Description of the task » Repeat the data verbatim.

(Figure data in JSON)
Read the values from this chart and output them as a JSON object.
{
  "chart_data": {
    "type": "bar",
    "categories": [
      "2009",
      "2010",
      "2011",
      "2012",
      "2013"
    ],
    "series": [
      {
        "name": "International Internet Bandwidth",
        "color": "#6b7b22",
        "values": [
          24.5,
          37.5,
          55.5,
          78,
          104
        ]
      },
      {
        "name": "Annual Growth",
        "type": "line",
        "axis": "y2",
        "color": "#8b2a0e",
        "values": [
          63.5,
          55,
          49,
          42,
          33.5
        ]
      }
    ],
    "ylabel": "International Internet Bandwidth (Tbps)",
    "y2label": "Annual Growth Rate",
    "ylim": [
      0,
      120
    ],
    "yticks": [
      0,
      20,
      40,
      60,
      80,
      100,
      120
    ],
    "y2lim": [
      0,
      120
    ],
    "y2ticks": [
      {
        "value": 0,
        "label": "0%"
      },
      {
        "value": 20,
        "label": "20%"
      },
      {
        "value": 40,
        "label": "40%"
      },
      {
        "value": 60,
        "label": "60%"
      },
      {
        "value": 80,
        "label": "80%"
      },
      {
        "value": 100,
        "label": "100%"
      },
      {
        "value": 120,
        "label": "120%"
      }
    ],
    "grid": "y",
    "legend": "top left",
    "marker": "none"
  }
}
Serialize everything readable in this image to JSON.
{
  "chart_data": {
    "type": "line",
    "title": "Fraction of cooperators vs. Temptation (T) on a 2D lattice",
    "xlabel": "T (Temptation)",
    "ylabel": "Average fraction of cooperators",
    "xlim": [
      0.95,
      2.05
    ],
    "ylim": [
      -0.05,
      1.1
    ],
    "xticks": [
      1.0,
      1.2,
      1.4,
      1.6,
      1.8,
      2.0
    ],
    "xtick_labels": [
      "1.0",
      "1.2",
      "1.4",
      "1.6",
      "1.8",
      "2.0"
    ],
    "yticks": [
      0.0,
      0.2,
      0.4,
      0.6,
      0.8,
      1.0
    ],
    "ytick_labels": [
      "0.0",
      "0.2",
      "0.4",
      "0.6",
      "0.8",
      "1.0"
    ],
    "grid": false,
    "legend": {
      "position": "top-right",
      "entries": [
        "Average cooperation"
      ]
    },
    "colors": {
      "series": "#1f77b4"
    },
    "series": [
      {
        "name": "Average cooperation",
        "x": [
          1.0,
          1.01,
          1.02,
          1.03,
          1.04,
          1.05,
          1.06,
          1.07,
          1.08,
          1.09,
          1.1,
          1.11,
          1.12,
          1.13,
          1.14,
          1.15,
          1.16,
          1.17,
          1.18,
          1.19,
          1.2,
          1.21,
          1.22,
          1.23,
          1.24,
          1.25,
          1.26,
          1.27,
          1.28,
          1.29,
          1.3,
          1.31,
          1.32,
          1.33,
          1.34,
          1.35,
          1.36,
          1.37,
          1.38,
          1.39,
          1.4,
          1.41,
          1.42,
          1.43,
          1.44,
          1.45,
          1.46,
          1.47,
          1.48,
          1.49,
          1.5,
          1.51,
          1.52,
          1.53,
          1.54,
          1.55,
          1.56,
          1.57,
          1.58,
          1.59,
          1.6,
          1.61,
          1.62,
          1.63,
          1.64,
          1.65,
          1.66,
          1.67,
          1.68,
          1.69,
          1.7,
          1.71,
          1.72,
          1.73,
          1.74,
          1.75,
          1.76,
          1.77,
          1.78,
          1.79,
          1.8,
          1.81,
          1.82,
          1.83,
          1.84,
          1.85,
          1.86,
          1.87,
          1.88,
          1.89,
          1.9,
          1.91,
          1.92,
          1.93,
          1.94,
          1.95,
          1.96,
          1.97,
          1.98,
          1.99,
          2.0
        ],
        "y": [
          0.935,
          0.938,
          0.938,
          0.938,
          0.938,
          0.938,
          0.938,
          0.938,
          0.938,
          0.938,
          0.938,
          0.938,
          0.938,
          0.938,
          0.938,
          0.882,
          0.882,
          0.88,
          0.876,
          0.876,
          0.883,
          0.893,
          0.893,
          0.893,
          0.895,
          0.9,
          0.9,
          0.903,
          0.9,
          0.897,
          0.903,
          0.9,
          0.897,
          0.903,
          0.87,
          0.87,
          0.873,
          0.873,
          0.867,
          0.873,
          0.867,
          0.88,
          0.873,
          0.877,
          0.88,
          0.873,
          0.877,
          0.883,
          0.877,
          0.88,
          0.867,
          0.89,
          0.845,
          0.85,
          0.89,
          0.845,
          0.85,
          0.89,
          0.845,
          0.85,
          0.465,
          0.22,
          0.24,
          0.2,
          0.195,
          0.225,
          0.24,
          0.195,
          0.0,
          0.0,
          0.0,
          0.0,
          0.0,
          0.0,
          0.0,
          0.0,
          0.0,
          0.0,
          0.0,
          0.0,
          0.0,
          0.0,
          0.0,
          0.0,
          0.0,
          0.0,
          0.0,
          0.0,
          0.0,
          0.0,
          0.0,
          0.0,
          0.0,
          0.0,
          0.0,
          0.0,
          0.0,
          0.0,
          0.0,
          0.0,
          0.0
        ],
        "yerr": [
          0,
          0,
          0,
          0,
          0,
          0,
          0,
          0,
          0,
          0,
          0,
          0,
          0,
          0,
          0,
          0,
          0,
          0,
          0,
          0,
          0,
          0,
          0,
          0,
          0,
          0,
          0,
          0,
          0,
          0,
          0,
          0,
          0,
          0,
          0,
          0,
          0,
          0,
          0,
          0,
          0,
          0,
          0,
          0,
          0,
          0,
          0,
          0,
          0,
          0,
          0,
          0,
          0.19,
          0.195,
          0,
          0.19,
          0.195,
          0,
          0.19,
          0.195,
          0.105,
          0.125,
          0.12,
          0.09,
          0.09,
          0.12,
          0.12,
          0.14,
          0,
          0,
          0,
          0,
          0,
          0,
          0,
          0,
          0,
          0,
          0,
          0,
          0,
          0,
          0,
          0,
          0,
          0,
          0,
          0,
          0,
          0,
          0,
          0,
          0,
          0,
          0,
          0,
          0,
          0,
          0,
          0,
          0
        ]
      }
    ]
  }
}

Answer to this task »
Read the values from this chart and output them as a JSON object.
{
  "chart_data": {
    "type": "bar",
    "categories": [
      "2009",
      "2010",
      "2011",
      "2012",
      "2013"
    ],
    "series": [
      {
        "name": "International Internet Bandwidth",
        "color": "#6b7b22",
        "values": [
          24.5,
          37.5,
          55.5,
          78,
          104
        ]
      },
      {
        "name": "Annual Growth",
        "type": "line",
        "axis": "y2",
        "color": "#8b2a0e",
        "values": [
          63.5,
          55,
          49,
          42,
          33.5
        ]
      }
    ],
    "ylabel": "International Internet Bandwidth (Tbps)",
    "y2label": "Annual Growth Rate",
    "ylim": [
      0,
      120
    ],
    "yticks": [
      0,
      20,
      40,
      60,
      80,
      100,
      120
    ],
    "y2lim": [
      0,
      120
    ],
    "y2ticks": [
      {
        "value": 0,
        "label": "0%"
      },
      {
        "value": 20,
        "label": "20%"
      },
      {
        "value": 40,
        "label": "40%"
      },
      {
        "value": 60,
        "label": "60%"
      },
      {
        "value": 80,
        "label": "80%"
      },
      {
        "value": 100,
        "label": "100%"
      },
      {
        "value": 120,
        "label": "120%"
      }
    ],
    "grid": "y",
    "legend": "top left",
    "marker": "none"
  }
}
Serialize everything readable in this image to JSON.
{
  "chart_data": {
    "type": "line",
    "title": "Fraction of cooperators vs. Temptation (T) on a 2D lattice",
    "xlabel": "T (Temptation)",
    "ylabel": "Average fraction of cooperators",
    "xlim": [
      0.95,
      2.05
    ],
    "ylim": [
      -0.05,
      1.1
    ],
    "xticks": [
      1.0,
      1.2,
      1.4,
      1.6,
      1.8,
      2.0
    ],
    "xtick_labels": [
      "1.0",
      "1.2",
      "1.4",
      "1.6",
      "1.8",
      "2.0"
    ],
    "yticks": [
      0.0,
      0.2,
      0.4,
      0.6,
      0.8,
      1.0
    ],
    "ytick_labels": [
      "0.0",
      "0.2",
      "0.4",
      "0.6",
      "0.8",
      "1.0"
    ],
    "grid": false,
    "legend": {
      "position": "top-right",
      "entries": [
        "Average cooperation"
      ]
    },
    "colors": {
      "series": "#1f77b4"
    },
    "series": [
      {
        "name": "Average cooperation",
        "x": [
          1.0,
          1.01,
          1.02,
          1.03,
          1.04,
          1.05,
          1.06,
          1.07,
          1.08,
          1.09,
          1.1,
          1.11,
          1.12,
          1.13,
          1.14,
          1.15,
          1.16,
          1.17,
          1.18,
          1.19,
          1.2,
          1.21,
          1.22,
          1.23,
          1.24,
          1.25,
          1.26,
          1.27,
          1.28,
          1.29,
          1.3,
          1.31,
          1.32,
          1.33,
          1.34,
          1.35,
          1.36,
          1.37,
          1.38,
          1.39,
          1.4,
          1.41,
          1.42,
          1.43,
          1.44,
          1.45,
          1.46,
          1.47,
          1.48,
          1.49,
          1.5,
          1.51,
          1.52,
          1.53,
          1.54,
          1.55,
          1.56,
          1.57,
          1.58,
          1.59,
          1.6,
          1.61,
          1.62,
          1.63,
          1.64,
          1.65,
          1.66,
          1.67,
          1.68,
          1.69,
          1.7,
          1.71,
          1.72,
          1.73,
          1.74,
          1.75,
          1.76,
          1.77,
          1.78,
          1.79,
          1.8,
          1.81,
          1.82,
          1.83,
          1.84,
          1.85,
          1.86,
          1.87,
          1.88,
          1.89,
          1.9,
          1.91,
          1.92,
          1.93,
          1.94,
          1.95,
          1.96,
          1.97,
          1.98,
          1.99,
          2.0
        ],
        "y": [
          0.935,
          0.938,
          0.938,
          0.938,
          0.938,
          0.938,
          0.938,
          0.938,
          0.938,
          0.938,
          0.938,
          0.938,
          0.938,
          0.938,
          0.938,
          0.882,
          0.882,
          0.88,
          0.876,
          0.876,
          0.883,
          0.893,
          0.893,
          0.893,
          0.895,
          0.9,
          0.9,
          0.903,
          0.9,
          0.897,
          0.903,
          0.9,
          0.897,
          0.903,
          0.87,
          0.87,
          0.873,
          0.873,
          0.867,
          0.873,
          0.867,
          0.88,
          0.873,
          0.877,
          0.88,
          0.873,
          0.877,
          0.883,
          0.877,
          0.88,
          0.867,
          0.89,
          0.845,
          0.85,
          0.89,
          0.845,
          0.85,
          0.89,
          0.845,
          0.85,
          0.465,
          0.22,
          0.24,
          0.2,
          0.195,
          0.225,
          0.24,
          0.195,
          0.0,
          0.0,
          0.0,
          0.0,
          0.0,
          0.0,
          0.0,
          0.0,
          0.0,
          0.0,
          0.0,
          0.0,
          0.0,
          0.0,
          0.0,
          0.0,
          0.0,
          0.0,
          0.0,
          0.0,
          0.0,
          0.0,
          0.0,
          0.0,
          0.0,
          0.0,
          0.0,
          0.0,
          0.0,
          0.0,
          0.0,
          0.0,
          0.0
        ],
        "yerr": [
          0,
          0,
          0,
          0,
          0,
          0,
          0,
          0,
          0,
          0,
          0,
          0,
          0,
          0,
          0,
          0,
          0,
          0,
          0,
          0,
          0,
          0,
          0,
          0,
          0,
          0,
          0,
          0,
          0,
          0,
          0,
          0,
          0,
          0,
          0,
          0,
          0,
          0,
          0,
          0,
          0,
          0,
          0,
          0,
          0,
          0,
          0,
          0,
          0,
          0,
          0,
          0,
          0.19,
          0.195,
          0,
          0.19,
          0.195,
          0,
          0.19,
          0.195,
          0.105,
          0.125,
          0.12,
          0.09,
          0.09,
          0.12,
          0.12,
          0.14,
          0,
          0,
          0,
          0,
          0,
          0,
          0,
          0,
          0,
          0,
          0,
          0,
          0,
          0,
          0,
          0,
          0,
          0,
          0,
          0,
          0,
          0,
          0,
          0,
          0,
          0,
          0,
          0,
          0,
          0,
          0,
          0,
          0
        ]
      }
    ]
  }
}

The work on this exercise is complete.